## Input records
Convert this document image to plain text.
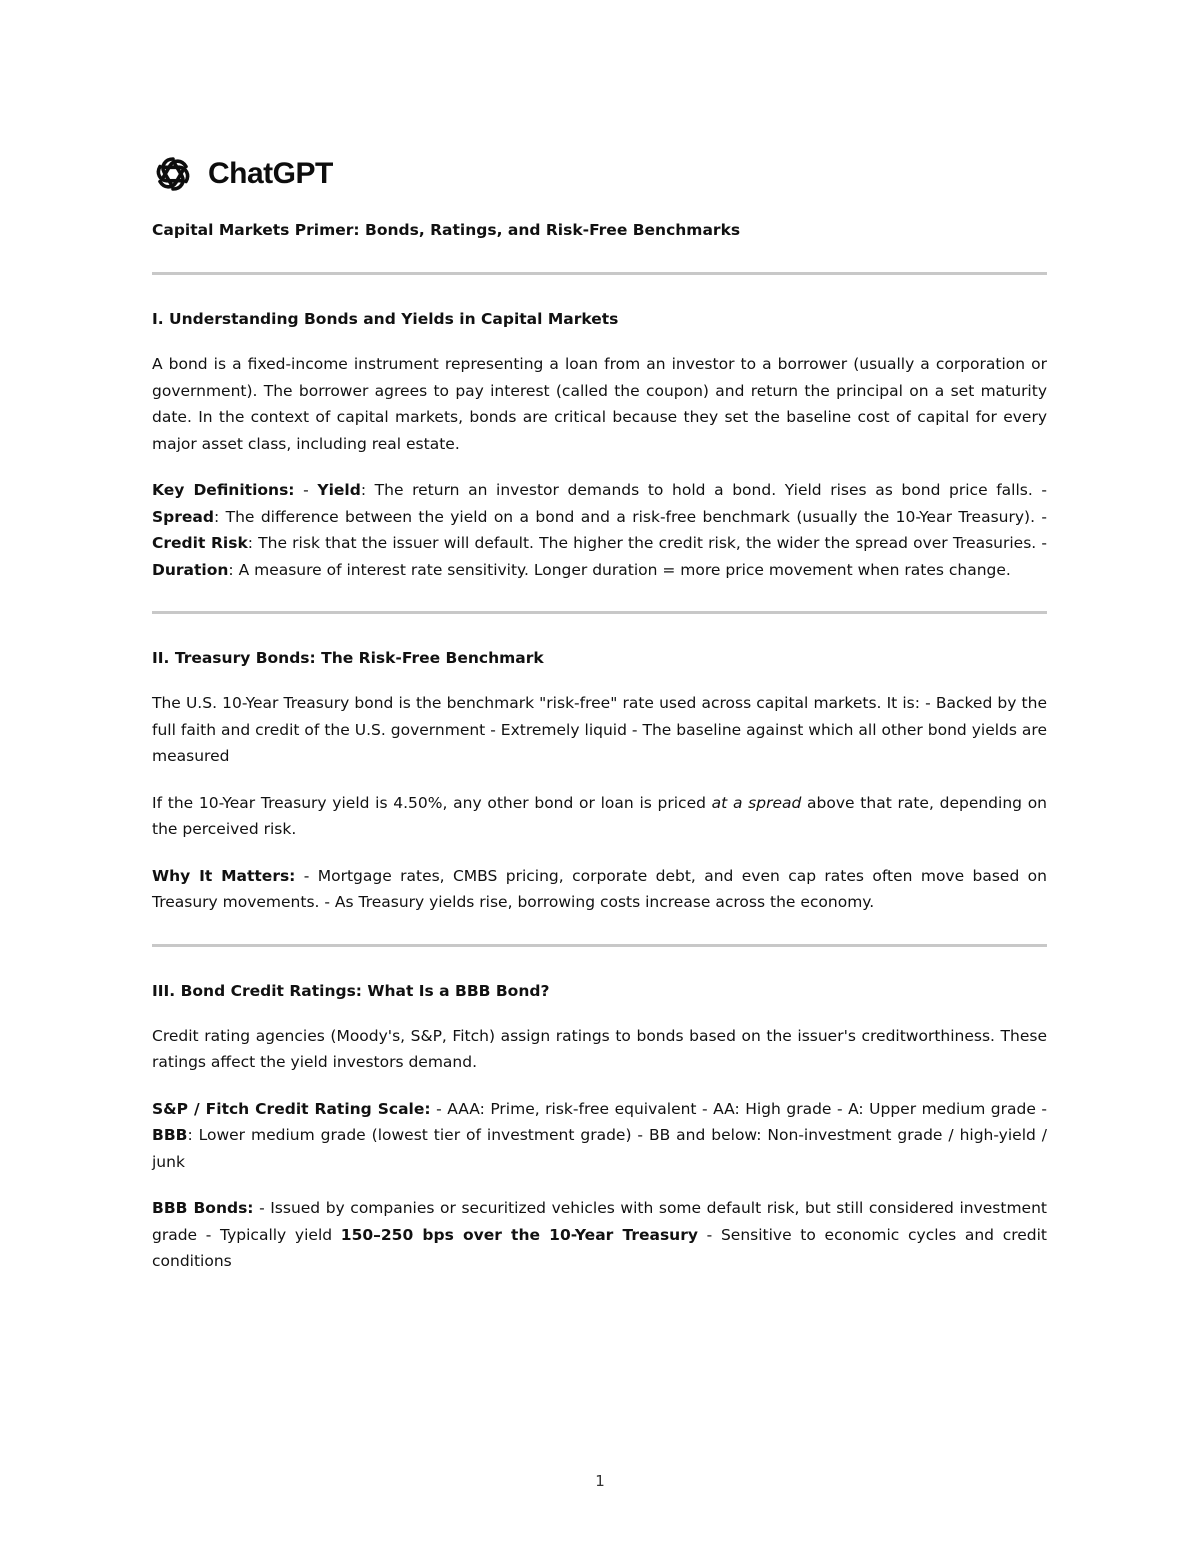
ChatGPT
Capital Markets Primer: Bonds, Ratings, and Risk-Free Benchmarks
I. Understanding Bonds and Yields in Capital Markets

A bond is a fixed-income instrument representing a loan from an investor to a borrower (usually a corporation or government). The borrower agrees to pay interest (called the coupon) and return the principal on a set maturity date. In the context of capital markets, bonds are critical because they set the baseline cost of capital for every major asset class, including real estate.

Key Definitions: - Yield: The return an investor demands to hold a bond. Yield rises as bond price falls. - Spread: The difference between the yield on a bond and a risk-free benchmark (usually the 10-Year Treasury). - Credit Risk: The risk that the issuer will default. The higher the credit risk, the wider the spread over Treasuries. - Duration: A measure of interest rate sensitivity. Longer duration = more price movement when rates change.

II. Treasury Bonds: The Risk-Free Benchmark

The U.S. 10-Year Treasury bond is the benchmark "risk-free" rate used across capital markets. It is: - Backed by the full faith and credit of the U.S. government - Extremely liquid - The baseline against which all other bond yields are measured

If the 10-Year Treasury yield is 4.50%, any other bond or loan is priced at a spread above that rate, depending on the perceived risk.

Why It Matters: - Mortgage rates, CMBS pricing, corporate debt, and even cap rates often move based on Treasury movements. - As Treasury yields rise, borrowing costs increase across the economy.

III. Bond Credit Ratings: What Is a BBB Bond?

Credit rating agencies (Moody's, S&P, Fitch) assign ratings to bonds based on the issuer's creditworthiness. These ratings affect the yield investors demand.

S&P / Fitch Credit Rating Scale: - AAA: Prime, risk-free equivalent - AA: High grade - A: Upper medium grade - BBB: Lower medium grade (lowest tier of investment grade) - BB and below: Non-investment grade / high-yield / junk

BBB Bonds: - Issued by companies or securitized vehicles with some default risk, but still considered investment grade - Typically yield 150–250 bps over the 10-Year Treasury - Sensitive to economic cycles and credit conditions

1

## Task description
Output the entries above exactly. Drop the pictures.

## Answer in full
Convert this document image to plain text.
ChatGPT
Capital Markets Primer: Bonds, Ratings, and Risk-Free Benchmarks
I. Understanding Bonds and Yields in Capital Markets

A bond is a fixed-income instrument representing a loan from an investor to a borrower (usually a corporation or government). The borrower agrees to pay interest (called the coupon) and return the principal on a set maturity date. In the context of capital markets, bonds are critical because they set the baseline cost of capital for every major asset class, including real estate.

Key Definitions: - Yield: The return an investor demands to hold a bond. Yield rises as bond price falls. - Spread: The difference between the yield on a bond and a risk-free benchmark (usually the 10-Year Treasury). - Credit Risk: The risk that the issuer will default. The higher the credit risk, the wider the spread over Treasuries. - Duration: A measure of interest rate sensitivity. Longer duration = more price movement when rates change.

II. Treasury Bonds: The Risk-Free Benchmark

The U.S. 10-Year Treasury bond is the benchmark "risk-free" rate used across capital markets. It is: - Backed by the full faith and credit of the U.S. government - Extremely liquid - The baseline against which all other bond yields are measured

If the 10-Year Treasury yield is 4.50%, any other bond or loan is priced at a spread above that rate, depending on the perceived risk.

Why It Matters: - Mortgage rates, CMBS pricing, corporate debt, and even cap rates often move based on Treasury movements. - As Treasury yields rise, borrowing costs increase across the economy.

III. Bond Credit Ratings: What Is a BBB Bond?

Credit rating agencies (Moody's, S&P, Fitch) assign ratings to bonds based on the issuer's creditworthiness. These ratings affect the yield investors demand.

S&P / Fitch Credit Rating Scale: - AAA: Prime, risk-free equivalent - AA: High grade - A: Upper medium grade - BBB: Lower medium grade (lowest tier of investment grade) - BB and below: Non-investment grade / high-yield / junk

BBB Bonds: - Issued by companies or securitized vehicles with some default risk, but still considered investment grade - Typically yield 150–250 bps over the 10-Year Treasury - Sensitive to economic cycles and credit conditions

1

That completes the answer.